What is being asked: Find the string "verwendet" in the data, then copy every line where it is found.

## start Working data

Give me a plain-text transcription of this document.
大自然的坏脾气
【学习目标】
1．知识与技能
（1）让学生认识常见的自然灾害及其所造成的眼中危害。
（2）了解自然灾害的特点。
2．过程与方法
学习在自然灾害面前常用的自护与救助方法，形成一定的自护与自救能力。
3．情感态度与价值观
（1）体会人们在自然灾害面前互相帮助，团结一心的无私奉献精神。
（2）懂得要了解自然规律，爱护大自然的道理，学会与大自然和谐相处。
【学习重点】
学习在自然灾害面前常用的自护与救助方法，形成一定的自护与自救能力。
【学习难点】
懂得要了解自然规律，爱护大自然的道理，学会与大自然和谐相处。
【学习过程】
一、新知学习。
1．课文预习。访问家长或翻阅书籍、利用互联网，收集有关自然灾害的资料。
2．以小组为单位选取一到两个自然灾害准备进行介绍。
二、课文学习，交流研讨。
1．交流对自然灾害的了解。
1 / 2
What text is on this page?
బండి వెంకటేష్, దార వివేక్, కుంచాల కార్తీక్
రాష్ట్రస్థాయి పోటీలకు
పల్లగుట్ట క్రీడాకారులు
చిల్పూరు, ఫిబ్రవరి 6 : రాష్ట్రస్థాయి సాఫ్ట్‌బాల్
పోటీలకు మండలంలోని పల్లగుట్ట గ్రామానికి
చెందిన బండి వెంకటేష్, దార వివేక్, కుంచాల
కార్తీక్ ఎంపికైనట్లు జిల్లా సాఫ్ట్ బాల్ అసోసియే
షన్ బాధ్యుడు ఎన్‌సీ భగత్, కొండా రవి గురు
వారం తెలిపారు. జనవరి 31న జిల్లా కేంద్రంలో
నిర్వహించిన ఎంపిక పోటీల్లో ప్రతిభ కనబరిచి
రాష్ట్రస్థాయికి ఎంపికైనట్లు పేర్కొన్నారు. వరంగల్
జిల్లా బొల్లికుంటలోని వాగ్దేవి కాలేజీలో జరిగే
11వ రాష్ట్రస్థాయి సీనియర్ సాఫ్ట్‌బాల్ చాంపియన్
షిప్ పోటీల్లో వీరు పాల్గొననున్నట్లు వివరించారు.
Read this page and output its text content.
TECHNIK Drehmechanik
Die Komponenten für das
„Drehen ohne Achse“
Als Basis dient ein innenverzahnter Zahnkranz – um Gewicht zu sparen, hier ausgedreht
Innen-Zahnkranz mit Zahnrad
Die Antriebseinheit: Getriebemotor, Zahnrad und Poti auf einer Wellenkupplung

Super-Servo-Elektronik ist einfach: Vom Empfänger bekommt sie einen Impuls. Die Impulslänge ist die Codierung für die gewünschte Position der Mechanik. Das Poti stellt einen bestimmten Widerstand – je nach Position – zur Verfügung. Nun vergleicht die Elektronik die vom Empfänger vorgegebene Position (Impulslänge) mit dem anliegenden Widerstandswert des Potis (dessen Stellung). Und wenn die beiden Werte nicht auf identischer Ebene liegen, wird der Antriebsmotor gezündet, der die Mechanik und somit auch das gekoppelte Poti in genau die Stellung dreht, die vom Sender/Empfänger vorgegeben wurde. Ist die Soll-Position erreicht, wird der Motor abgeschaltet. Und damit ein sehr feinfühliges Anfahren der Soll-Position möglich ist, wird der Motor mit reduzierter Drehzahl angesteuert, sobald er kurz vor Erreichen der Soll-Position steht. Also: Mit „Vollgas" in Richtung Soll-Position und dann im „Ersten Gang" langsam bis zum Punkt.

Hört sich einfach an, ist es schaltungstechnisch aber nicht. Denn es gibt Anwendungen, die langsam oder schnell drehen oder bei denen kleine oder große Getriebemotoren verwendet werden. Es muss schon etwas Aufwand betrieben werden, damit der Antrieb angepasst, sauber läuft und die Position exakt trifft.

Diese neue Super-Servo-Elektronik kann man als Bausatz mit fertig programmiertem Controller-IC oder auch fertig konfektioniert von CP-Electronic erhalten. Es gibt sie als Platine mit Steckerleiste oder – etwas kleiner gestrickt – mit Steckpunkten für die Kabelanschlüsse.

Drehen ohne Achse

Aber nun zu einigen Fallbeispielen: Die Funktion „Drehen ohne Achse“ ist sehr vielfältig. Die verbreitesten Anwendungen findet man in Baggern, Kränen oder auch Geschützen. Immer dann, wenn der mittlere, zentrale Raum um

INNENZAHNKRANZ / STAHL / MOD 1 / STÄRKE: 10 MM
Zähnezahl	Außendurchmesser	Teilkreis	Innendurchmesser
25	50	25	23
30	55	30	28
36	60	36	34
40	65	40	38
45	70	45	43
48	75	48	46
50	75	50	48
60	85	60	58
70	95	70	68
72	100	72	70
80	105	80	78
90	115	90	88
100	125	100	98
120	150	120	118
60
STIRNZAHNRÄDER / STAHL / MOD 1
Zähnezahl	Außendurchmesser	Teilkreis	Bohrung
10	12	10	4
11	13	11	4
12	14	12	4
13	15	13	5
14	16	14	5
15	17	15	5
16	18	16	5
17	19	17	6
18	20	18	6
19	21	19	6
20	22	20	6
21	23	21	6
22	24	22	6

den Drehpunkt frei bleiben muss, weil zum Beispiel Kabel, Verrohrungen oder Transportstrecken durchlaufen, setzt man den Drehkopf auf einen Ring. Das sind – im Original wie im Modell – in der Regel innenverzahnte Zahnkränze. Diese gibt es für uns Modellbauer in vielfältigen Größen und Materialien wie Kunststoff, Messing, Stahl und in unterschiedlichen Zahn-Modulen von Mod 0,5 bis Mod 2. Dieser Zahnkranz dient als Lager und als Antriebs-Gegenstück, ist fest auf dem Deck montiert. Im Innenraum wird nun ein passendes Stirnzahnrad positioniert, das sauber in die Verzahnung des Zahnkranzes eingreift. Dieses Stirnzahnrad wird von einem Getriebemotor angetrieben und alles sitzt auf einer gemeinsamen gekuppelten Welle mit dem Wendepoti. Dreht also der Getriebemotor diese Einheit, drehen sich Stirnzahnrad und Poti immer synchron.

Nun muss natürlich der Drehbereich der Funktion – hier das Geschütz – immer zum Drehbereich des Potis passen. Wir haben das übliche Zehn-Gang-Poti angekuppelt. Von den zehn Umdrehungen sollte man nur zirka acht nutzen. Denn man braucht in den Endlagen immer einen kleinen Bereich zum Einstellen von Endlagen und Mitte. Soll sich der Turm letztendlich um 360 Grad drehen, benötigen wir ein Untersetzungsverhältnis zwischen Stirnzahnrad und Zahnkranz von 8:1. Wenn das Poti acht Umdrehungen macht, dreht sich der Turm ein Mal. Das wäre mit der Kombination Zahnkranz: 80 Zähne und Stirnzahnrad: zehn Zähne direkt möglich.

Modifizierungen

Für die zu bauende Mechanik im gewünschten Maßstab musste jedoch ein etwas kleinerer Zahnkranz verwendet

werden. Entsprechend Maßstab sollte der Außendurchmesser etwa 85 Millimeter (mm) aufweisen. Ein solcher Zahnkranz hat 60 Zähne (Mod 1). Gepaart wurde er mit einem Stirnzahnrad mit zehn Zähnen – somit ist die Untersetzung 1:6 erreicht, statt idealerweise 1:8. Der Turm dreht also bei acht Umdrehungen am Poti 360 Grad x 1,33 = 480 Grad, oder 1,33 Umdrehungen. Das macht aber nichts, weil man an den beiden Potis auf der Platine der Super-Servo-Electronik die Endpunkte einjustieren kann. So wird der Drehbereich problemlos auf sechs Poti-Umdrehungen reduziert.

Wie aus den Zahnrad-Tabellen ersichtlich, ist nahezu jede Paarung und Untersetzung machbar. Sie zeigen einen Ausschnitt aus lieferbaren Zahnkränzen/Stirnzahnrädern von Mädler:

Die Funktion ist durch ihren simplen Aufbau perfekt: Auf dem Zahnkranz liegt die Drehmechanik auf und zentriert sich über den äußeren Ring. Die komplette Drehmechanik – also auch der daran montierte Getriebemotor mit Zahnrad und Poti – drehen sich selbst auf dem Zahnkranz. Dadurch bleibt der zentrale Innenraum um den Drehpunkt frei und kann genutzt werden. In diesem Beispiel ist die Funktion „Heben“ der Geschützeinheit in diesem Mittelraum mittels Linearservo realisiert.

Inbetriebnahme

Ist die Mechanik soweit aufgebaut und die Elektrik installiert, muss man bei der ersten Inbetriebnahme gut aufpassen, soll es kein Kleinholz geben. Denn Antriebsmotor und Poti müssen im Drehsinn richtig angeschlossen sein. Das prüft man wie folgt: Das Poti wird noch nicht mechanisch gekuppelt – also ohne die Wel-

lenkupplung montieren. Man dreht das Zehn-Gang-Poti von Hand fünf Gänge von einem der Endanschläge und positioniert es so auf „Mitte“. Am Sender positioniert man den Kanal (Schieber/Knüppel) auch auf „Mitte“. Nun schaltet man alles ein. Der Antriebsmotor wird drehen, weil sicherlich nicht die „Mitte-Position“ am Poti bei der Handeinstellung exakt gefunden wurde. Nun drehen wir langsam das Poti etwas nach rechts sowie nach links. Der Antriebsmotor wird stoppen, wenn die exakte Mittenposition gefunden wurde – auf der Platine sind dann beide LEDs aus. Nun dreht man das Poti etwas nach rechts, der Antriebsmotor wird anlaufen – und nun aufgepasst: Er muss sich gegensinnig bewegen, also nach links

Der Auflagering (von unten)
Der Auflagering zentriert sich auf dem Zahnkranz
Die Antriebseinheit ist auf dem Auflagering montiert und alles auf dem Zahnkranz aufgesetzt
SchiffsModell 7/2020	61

## end Working data

Result for this exercise:
Hört sich einfach an, ist es schaltungstechnisch aber nicht. Denn es gibt Anwendungen, die langsam oder schnell drehen oder bei denen kleine oder große Getriebemotoren verwendet werden. Es muss schon etwas Aufwand betrieben werden, damit der Antrieb angepasst, sauber läuft und die Position exakt trifft.
Für die zu bauende Mechanik im gewünschten Maßstab musste jedoch ein etwas kleinerer Zahnkranz verwendet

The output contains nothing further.